▶ **ARBEITSAUFTRAG**
Schreibe die folgenden Zeilen noch einmal ab und tausche dabei „main-card“ gegen „content-card“ aus; alles Übrige bleibt unverändert. Beginne bei der Zeile mit „- info-paragraph-2: Efetue“ und höre nach der Zeile mit „- info-subtitle: Se“ auf.
• • • •
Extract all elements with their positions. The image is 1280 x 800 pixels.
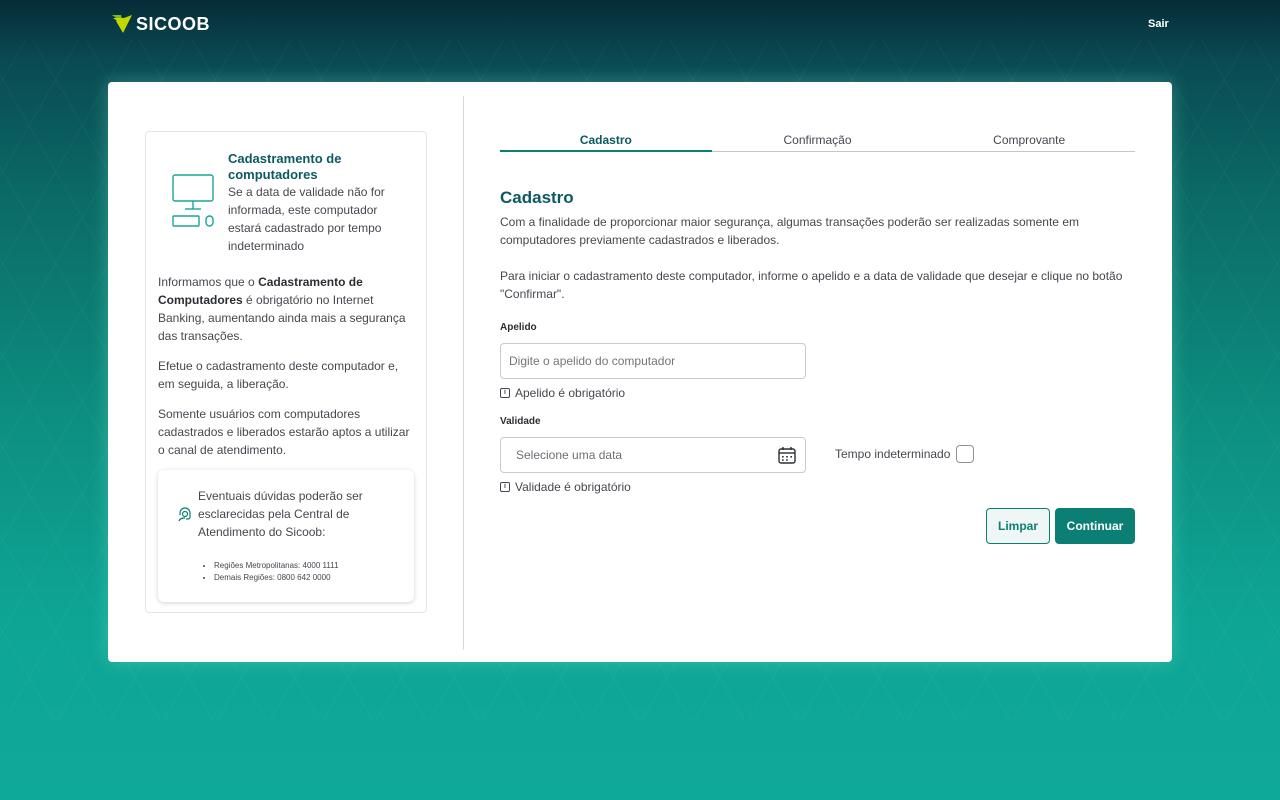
- info-paragraph-2: Efetue o cadastramento deste computador …: [158, 359, 399, 391]
- sicoob-logo-icon: [112, 15, 132, 33]
- main-card: Cadastramento de computadores Se a data …: [108, 82, 1172, 662]
- form-title: Cadastro: [500, 188, 574, 207]
- validity-hint: i Validade é obrigatório: [500, 480, 631, 494]
- vertical-divider: [463, 96, 464, 650]
- info-icon: i: [500, 388, 510, 398]
- indeterminate-option: Tempo indeterminado: [835, 445, 975, 463]
- info-subtitle: Se a data de validade não for informada,…: [228, 185, 385, 253]
- step-confirmacao: Confirmação: [783, 133, 852, 147]
- validity-label: Validade: [500, 416, 541, 427]
- stepper: Cadastro Confirmação Comprovante: [500, 130, 1135, 152]
- info-paragraphs: Informamos que o Cadastramento de Comput…: [158, 273, 418, 471]
- form-description-2: Para iniciar o cadastramento deste compu…: [500, 269, 1123, 301]
- help-text: Eventuais dúvidas poderão ser esclarecid…: [198, 489, 363, 539]
- step-cadastro: Cadastro: [500, 130, 712, 152]
- validity-hint-text: Validade é obrigatório: [515, 480, 631, 494]
- nickname-hint: i Apelido é obrigatório: [500, 386, 625, 400]
- indeterminate-label: Tempo indeterminado: [835, 447, 951, 461]
- logout-link[interactable]: Sair: [1148, 18, 1169, 30]
- top-bar: SICOOB Sair: [0, 0, 1280, 48]
- help-card: Eventuais dúvidas poderão ser esclarecid…: [158, 470, 414, 602]
- calendar-icon[interactable]: [777, 445, 797, 465]
- clear-button[interactable]: Limpar: [986, 508, 1050, 544]
- indeterminate-checkbox[interactable]: [956, 445, 975, 463]
- help-phone-list: Regiões Metropolitanas: 4000 1111 Demais…: [214, 560, 339, 584]
- nickname-input[interactable]: [500, 343, 806, 379]
- computer-icon: [172, 174, 214, 227]
- sicoob-logo[interactable]: SICOOB: [112, 14, 210, 34]
- logo-text: SICOOB: [136, 13, 211, 34]
- validity-date-input[interactable]: Selecione uma data: [500, 437, 806, 473]
- info-icon: i: [500, 482, 510, 492]
- validity-placeholder: Selecione uma data: [516, 448, 623, 462]
- help-phone-other: Demais Regiões: 0800 642 0000: [214, 572, 339, 584]
- form-description-1: Com a finalidade de proporcionar maior s…: [500, 215, 1079, 247]
- nickname-hint-text: Apelido é obrigatório: [515, 386, 626, 400]
- step-comprovante: Comprovante: [993, 133, 1066, 147]
- info-panel: Cadastramento de computadores Se a data …: [145, 131, 427, 613]
- help-phone-metro: Regiões Metropolitanas: 4000 1111: [214, 560, 339, 572]
- continue-button[interactable]: Continuar: [1055, 508, 1135, 544]
- nickname-label: Apelido: [500, 322, 537, 333]
- headset-icon: [178, 507, 191, 522]
- info-paragraph-1: Informamos que o Cadastramento de Comput…: [158, 275, 406, 343]
- info-paragraph-3: Somente usuários com computadores cadast…: [158, 407, 410, 457]
- info-title: Cadastramento de computadores: [228, 151, 342, 182]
• • • •
▶ **BEARBEITETE AUFGABE**
- info-paragraph-2: Efetue o cadastramento deste computador …: [158, 359, 399, 391]
- sicoob-logo-icon: [112, 15, 132, 33]
- content-card: Cadastramento de computadores Se a data …: [108, 82, 1172, 662]
- form-title: Cadastro: [500, 188, 574, 207]
- validity-hint: i Validade é obrigatório: [500, 480, 631, 494]
- vertical-divider: [463, 96, 464, 650]
- info-icon: i: [500, 388, 510, 398]
- indeterminate-option: Tempo indeterminado: [835, 445, 975, 463]
- info-subtitle: Se a data de validade não for informada,…: [228, 185, 385, 253]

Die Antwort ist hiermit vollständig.